(Stored entries)
********************

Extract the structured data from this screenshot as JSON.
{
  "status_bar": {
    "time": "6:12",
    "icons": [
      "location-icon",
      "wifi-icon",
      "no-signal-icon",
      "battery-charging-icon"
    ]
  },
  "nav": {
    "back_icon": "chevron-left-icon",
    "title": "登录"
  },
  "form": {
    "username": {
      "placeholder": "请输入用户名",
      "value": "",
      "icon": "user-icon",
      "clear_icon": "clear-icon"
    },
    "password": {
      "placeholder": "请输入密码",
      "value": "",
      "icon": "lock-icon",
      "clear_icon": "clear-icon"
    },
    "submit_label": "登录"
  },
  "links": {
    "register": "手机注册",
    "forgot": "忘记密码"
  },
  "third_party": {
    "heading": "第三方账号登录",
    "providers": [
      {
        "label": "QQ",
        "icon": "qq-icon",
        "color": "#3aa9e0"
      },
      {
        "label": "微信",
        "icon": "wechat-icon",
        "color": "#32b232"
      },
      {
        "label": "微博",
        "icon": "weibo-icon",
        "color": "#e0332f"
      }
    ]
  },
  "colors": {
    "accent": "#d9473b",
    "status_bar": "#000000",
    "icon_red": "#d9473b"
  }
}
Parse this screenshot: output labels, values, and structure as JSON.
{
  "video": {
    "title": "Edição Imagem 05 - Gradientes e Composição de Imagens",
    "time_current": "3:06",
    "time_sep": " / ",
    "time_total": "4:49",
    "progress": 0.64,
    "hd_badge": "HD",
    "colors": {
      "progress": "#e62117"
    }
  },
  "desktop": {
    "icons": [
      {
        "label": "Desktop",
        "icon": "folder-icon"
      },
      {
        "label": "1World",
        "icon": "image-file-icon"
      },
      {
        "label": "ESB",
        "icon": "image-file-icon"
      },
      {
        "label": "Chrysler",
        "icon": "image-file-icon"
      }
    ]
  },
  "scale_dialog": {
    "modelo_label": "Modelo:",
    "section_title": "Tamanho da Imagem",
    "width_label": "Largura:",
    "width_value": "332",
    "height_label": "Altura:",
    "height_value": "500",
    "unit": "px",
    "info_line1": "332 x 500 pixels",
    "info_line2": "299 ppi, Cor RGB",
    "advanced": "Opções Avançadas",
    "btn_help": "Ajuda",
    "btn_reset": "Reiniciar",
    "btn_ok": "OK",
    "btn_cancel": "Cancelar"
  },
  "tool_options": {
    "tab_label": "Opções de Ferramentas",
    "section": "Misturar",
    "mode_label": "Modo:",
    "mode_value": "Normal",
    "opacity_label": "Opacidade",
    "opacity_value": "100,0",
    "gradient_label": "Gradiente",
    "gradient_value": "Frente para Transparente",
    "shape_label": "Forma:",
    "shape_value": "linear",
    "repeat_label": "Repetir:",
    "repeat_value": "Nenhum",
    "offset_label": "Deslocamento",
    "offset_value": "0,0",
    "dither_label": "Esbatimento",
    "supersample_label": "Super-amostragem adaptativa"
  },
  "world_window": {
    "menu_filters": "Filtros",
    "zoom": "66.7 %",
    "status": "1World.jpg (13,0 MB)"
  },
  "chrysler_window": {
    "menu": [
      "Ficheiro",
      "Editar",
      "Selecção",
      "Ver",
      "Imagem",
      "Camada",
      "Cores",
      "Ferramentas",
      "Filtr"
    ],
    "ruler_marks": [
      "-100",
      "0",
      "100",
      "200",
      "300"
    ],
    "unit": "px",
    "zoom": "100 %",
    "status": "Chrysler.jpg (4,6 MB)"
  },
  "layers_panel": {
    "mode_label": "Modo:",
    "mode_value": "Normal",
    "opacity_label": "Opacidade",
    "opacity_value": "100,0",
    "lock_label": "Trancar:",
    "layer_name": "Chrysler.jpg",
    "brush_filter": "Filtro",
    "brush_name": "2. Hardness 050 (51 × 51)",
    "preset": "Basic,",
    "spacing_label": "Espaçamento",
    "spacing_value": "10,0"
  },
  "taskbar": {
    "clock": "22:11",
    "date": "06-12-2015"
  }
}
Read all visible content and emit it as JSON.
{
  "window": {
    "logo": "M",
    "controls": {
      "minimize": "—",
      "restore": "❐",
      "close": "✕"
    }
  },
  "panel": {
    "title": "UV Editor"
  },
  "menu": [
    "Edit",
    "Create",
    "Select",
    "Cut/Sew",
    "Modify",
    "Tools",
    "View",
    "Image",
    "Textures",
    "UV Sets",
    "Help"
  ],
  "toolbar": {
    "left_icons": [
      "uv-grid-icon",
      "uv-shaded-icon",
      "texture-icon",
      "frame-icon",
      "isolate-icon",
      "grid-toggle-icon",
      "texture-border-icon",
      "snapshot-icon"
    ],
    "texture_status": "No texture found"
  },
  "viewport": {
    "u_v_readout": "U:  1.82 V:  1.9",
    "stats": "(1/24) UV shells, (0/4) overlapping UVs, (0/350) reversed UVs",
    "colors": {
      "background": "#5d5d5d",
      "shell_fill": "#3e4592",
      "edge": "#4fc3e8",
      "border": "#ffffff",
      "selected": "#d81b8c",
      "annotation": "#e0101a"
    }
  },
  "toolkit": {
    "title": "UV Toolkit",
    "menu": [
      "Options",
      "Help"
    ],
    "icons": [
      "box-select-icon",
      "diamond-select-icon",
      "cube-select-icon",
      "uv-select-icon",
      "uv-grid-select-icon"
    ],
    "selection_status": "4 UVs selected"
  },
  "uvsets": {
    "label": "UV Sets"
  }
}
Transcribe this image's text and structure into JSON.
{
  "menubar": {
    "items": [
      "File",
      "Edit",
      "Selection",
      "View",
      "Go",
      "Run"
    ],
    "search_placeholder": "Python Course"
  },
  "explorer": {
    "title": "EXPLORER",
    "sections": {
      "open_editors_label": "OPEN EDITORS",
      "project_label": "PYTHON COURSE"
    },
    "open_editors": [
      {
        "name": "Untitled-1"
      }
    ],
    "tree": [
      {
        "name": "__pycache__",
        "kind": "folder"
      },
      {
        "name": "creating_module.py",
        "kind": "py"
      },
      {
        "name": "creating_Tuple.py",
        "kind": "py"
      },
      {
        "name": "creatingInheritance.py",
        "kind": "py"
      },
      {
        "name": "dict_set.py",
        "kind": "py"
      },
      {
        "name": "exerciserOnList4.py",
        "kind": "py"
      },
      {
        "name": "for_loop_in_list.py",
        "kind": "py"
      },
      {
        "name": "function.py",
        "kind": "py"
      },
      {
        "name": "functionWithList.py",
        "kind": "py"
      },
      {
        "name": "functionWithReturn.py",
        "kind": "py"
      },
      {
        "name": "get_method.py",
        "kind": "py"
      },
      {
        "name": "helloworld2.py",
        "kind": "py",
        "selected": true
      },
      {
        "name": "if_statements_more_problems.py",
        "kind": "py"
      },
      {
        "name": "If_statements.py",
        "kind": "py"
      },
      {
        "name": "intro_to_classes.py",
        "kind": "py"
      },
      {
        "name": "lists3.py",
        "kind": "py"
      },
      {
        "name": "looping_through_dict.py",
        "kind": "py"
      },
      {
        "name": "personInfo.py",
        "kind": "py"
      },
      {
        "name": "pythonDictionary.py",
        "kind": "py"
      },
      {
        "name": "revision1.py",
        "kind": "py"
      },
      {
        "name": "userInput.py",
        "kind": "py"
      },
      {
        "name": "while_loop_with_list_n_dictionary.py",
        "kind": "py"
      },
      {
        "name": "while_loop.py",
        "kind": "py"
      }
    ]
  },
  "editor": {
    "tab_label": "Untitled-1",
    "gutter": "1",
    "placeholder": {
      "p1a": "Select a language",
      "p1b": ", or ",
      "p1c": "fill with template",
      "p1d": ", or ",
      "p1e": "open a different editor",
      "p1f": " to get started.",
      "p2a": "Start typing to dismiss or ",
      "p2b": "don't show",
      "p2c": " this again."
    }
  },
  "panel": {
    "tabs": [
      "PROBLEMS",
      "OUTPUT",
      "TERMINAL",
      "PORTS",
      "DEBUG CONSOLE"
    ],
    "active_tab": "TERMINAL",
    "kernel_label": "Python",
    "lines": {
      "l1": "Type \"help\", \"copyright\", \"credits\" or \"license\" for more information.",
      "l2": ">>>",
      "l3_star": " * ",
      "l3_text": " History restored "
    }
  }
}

********************

### [What is required]
Copy each line of the records above that carries the word "Opções".

### [Exercise response]
    "advanced": "Opções Avançadas",
    "tab_label": "Opções de Ferramentas",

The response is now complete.